## start DATA ROWS

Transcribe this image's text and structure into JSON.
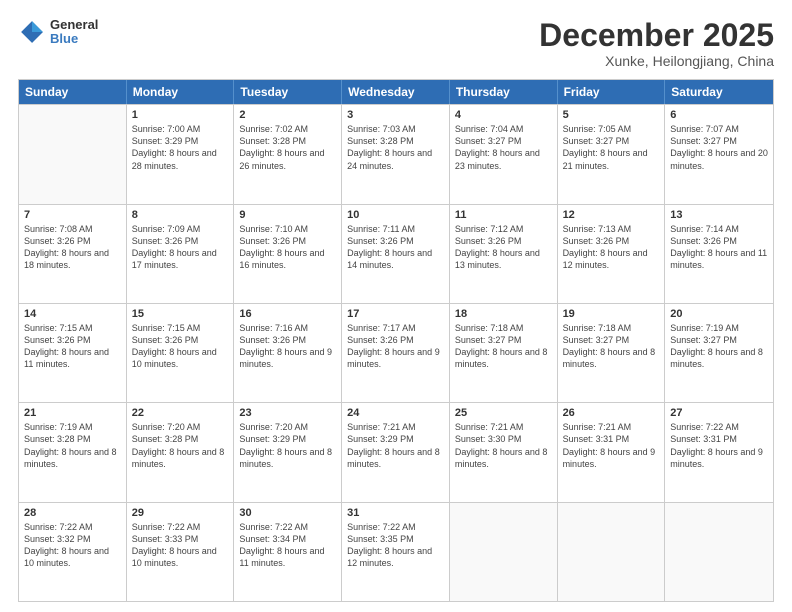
{
  "header": {
    "logo_general": "General",
    "logo_blue": "Blue",
    "month": "December 2025",
    "location": "Xunke, Heilongjiang, China"
  },
  "days_of_week": [
    "Sunday",
    "Monday",
    "Tuesday",
    "Wednesday",
    "Thursday",
    "Friday",
    "Saturday"
  ],
  "weeks": [
    [
      {
        "day": null
      },
      {
        "day": 1,
        "sunrise": "7:00 AM",
        "sunset": "3:29 PM",
        "daylight": "8 hours and 28 minutes."
      },
      {
        "day": 2,
        "sunrise": "7:02 AM",
        "sunset": "3:28 PM",
        "daylight": "8 hours and 26 minutes."
      },
      {
        "day": 3,
        "sunrise": "7:03 AM",
        "sunset": "3:28 PM",
        "daylight": "8 hours and 24 minutes."
      },
      {
        "day": 4,
        "sunrise": "7:04 AM",
        "sunset": "3:27 PM",
        "daylight": "8 hours and 23 minutes."
      },
      {
        "day": 5,
        "sunrise": "7:05 AM",
        "sunset": "3:27 PM",
        "daylight": "8 hours and 21 minutes."
      },
      {
        "day": 6,
        "sunrise": "7:07 AM",
        "sunset": "3:27 PM",
        "daylight": "8 hours and 20 minutes."
      }
    ],
    [
      {
        "day": 7,
        "sunrise": "7:08 AM",
        "sunset": "3:26 PM",
        "daylight": "8 hours and 18 minutes."
      },
      {
        "day": 8,
        "sunrise": "7:09 AM",
        "sunset": "3:26 PM",
        "daylight": "8 hours and 17 minutes."
      },
      {
        "day": 9,
        "sunrise": "7:10 AM",
        "sunset": "3:26 PM",
        "daylight": "8 hours and 16 minutes."
      },
      {
        "day": 10,
        "sunrise": "7:11 AM",
        "sunset": "3:26 PM",
        "daylight": "8 hours and 14 minutes."
      },
      {
        "day": 11,
        "sunrise": "7:12 AM",
        "sunset": "3:26 PM",
        "daylight": "8 hours and 13 minutes."
      },
      {
        "day": 12,
        "sunrise": "7:13 AM",
        "sunset": "3:26 PM",
        "daylight": "8 hours and 12 minutes."
      },
      {
        "day": 13,
        "sunrise": "7:14 AM",
        "sunset": "3:26 PM",
        "daylight": "8 hours and 11 minutes."
      }
    ],
    [
      {
        "day": 14,
        "sunrise": "7:15 AM",
        "sunset": "3:26 PM",
        "daylight": "8 hours and 11 minutes."
      },
      {
        "day": 15,
        "sunrise": "7:15 AM",
        "sunset": "3:26 PM",
        "daylight": "8 hours and 10 minutes."
      },
      {
        "day": 16,
        "sunrise": "7:16 AM",
        "sunset": "3:26 PM",
        "daylight": "8 hours and 9 minutes."
      },
      {
        "day": 17,
        "sunrise": "7:17 AM",
        "sunset": "3:26 PM",
        "daylight": "8 hours and 9 minutes."
      },
      {
        "day": 18,
        "sunrise": "7:18 AM",
        "sunset": "3:27 PM",
        "daylight": "8 hours and 8 minutes."
      },
      {
        "day": 19,
        "sunrise": "7:18 AM",
        "sunset": "3:27 PM",
        "daylight": "8 hours and 8 minutes."
      },
      {
        "day": 20,
        "sunrise": "7:19 AM",
        "sunset": "3:27 PM",
        "daylight": "8 hours and 8 minutes."
      }
    ],
    [
      {
        "day": 21,
        "sunrise": "7:19 AM",
        "sunset": "3:28 PM",
        "daylight": "8 hours and 8 minutes."
      },
      {
        "day": 22,
        "sunrise": "7:20 AM",
        "sunset": "3:28 PM",
        "daylight": "8 hours and 8 minutes."
      },
      {
        "day": 23,
        "sunrise": "7:20 AM",
        "sunset": "3:29 PM",
        "daylight": "8 hours and 8 minutes."
      },
      {
        "day": 24,
        "sunrise": "7:21 AM",
        "sunset": "3:29 PM",
        "daylight": "8 hours and 8 minutes."
      },
      {
        "day": 25,
        "sunrise": "7:21 AM",
        "sunset": "3:30 PM",
        "daylight": "8 hours and 8 minutes."
      },
      {
        "day": 26,
        "sunrise": "7:21 AM",
        "sunset": "3:31 PM",
        "daylight": "8 hours and 9 minutes."
      },
      {
        "day": 27,
        "sunrise": "7:22 AM",
        "sunset": "3:31 PM",
        "daylight": "8 hours and 9 minutes."
      }
    ],
    [
      {
        "day": 28,
        "sunrise": "7:22 AM",
        "sunset": "3:32 PM",
        "daylight": "8 hours and 10 minutes."
      },
      {
        "day": 29,
        "sunrise": "7:22 AM",
        "sunset": "3:33 PM",
        "daylight": "8 hours and 10 minutes."
      },
      {
        "day": 30,
        "sunrise": "7:22 AM",
        "sunset": "3:34 PM",
        "daylight": "8 hours and 11 minutes."
      },
      {
        "day": 31,
        "sunrise": "7:22 AM",
        "sunset": "3:35 PM",
        "daylight": "8 hours and 12 minutes."
      },
      {
        "day": null
      },
      {
        "day": null
      },
      {
        "day": null
      }
    ]
  ]
}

## end DATA ROWS

WRITTEN PROBLEM.
All the material shown above is to be copied exactly, with no pictures carried over.

RESULT OF THIS EXERCISE.
Transcribe this image's text and structure into JSON.
{
  "header": {
    "logo_general": "General",
    "logo_blue": "Blue",
    "month": "December 2025",
    "location": "Xunke, Heilongjiang, China"
  },
  "days_of_week": [
    "Sunday",
    "Monday",
    "Tuesday",
    "Wednesday",
    "Thursday",
    "Friday",
    "Saturday"
  ],
  "weeks": [
    [
      {
        "day": null
      },
      {
        "day": 1,
        "sunrise": "7:00 AM",
        "sunset": "3:29 PM",
        "daylight": "8 hours and 28 minutes."
      },
      {
        "day": 2,
        "sunrise": "7:02 AM",
        "sunset": "3:28 PM",
        "daylight": "8 hours and 26 minutes."
      },
      {
        "day": 3,
        "sunrise": "7:03 AM",
        "sunset": "3:28 PM",
        "daylight": "8 hours and 24 minutes."
      },
      {
        "day": 4,
        "sunrise": "7:04 AM",
        "sunset": "3:27 PM",
        "daylight": "8 hours and 23 minutes."
      },
      {
        "day": 5,
        "sunrise": "7:05 AM",
        "sunset": "3:27 PM",
        "daylight": "8 hours and 21 minutes."
      },
      {
        "day": 6,
        "sunrise": "7:07 AM",
        "sunset": "3:27 PM",
        "daylight": "8 hours and 20 minutes."
      }
    ],
    [
      {
        "day": 7,
        "sunrise": "7:08 AM",
        "sunset": "3:26 PM",
        "daylight": "8 hours and 18 minutes."
      },
      {
        "day": 8,
        "sunrise": "7:09 AM",
        "sunset": "3:26 PM",
        "daylight": "8 hours and 17 minutes."
      },
      {
        "day": 9,
        "sunrise": "7:10 AM",
        "sunset": "3:26 PM",
        "daylight": "8 hours and 16 minutes."
      },
      {
        "day": 10,
        "sunrise": "7:11 AM",
        "sunset": "3:26 PM",
        "daylight": "8 hours and 14 minutes."
      },
      {
        "day": 11,
        "sunrise": "7:12 AM",
        "sunset": "3:26 PM",
        "daylight": "8 hours and 13 minutes."
      },
      {
        "day": 12,
        "sunrise": "7:13 AM",
        "sunset": "3:26 PM",
        "daylight": "8 hours and 12 minutes."
      },
      {
        "day": 13,
        "sunrise": "7:14 AM",
        "sunset": "3:26 PM",
        "daylight": "8 hours and 11 minutes."
      }
    ],
    [
      {
        "day": 14,
        "sunrise": "7:15 AM",
        "sunset": "3:26 PM",
        "daylight": "8 hours and 11 minutes."
      },
      {
        "day": 15,
        "sunrise": "7:15 AM",
        "sunset": "3:26 PM",
        "daylight": "8 hours and 10 minutes."
      },
      {
        "day": 16,
        "sunrise": "7:16 AM",
        "sunset": "3:26 PM",
        "daylight": "8 hours and 9 minutes."
      },
      {
        "day": 17,
        "sunrise": "7:17 AM",
        "sunset": "3:26 PM",
        "daylight": "8 hours and 9 minutes."
      },
      {
        "day": 18,
        "sunrise": "7:18 AM",
        "sunset": "3:27 PM",
        "daylight": "8 hours and 8 minutes."
      },
      {
        "day": 19,
        "sunrise": "7:18 AM",
        "sunset": "3:27 PM",
        "daylight": "8 hours and 8 minutes."
      },
      {
        "day": 20,
        "sunrise": "7:19 AM",
        "sunset": "3:27 PM",
        "daylight": "8 hours and 8 minutes."
      }
    ],
    [
      {
        "day": 21,
        "sunrise": "7:19 AM",
        "sunset": "3:28 PM",
        "daylight": "8 hours and 8 minutes."
      },
      {
        "day": 22,
        "sunrise": "7:20 AM",
        "sunset": "3:28 PM",
        "daylight": "8 hours and 8 minutes."
      },
      {
        "day": 23,
        "sunrise": "7:20 AM",
        "sunset": "3:29 PM",
        "daylight": "8 hours and 8 minutes."
      },
      {
        "day": 24,
        "sunrise": "7:21 AM",
        "sunset": "3:29 PM",
        "daylight": "8 hours and 8 minutes."
      },
      {
        "day": 25,
        "sunrise": "7:21 AM",
        "sunset": "3:30 PM",
        "daylight": "8 hours and 8 minutes."
      },
      {
        "day": 26,
        "sunrise": "7:21 AM",
        "sunset": "3:31 PM",
        "daylight": "8 hours and 9 minutes."
      },
      {
        "day": 27,
        "sunrise": "7:22 AM",
        "sunset": "3:31 PM",
        "daylight": "8 hours and 9 minutes."
      }
    ],
    [
      {
        "day": 28,
        "sunrise": "7:22 AM",
        "sunset": "3:32 PM",
        "daylight": "8 hours and 10 minutes."
      },
      {
        "day": 29,
        "sunrise": "7:22 AM",
        "sunset": "3:33 PM",
        "daylight": "8 hours and 10 minutes."
      },
      {
        "day": 30,
        "sunrise": "7:22 AM",
        "sunset": "3:34 PM",
        "daylight": "8 hours and 11 minutes."
      },
      {
        "day": 31,
        "sunrise": "7:22 AM",
        "sunset": "3:35 PM",
        "daylight": "8 hours and 12 minutes."
      },
      {
        "day": null
      },
      {
        "day": null
      },
      {
        "day": null
      }
    ]
  ]
}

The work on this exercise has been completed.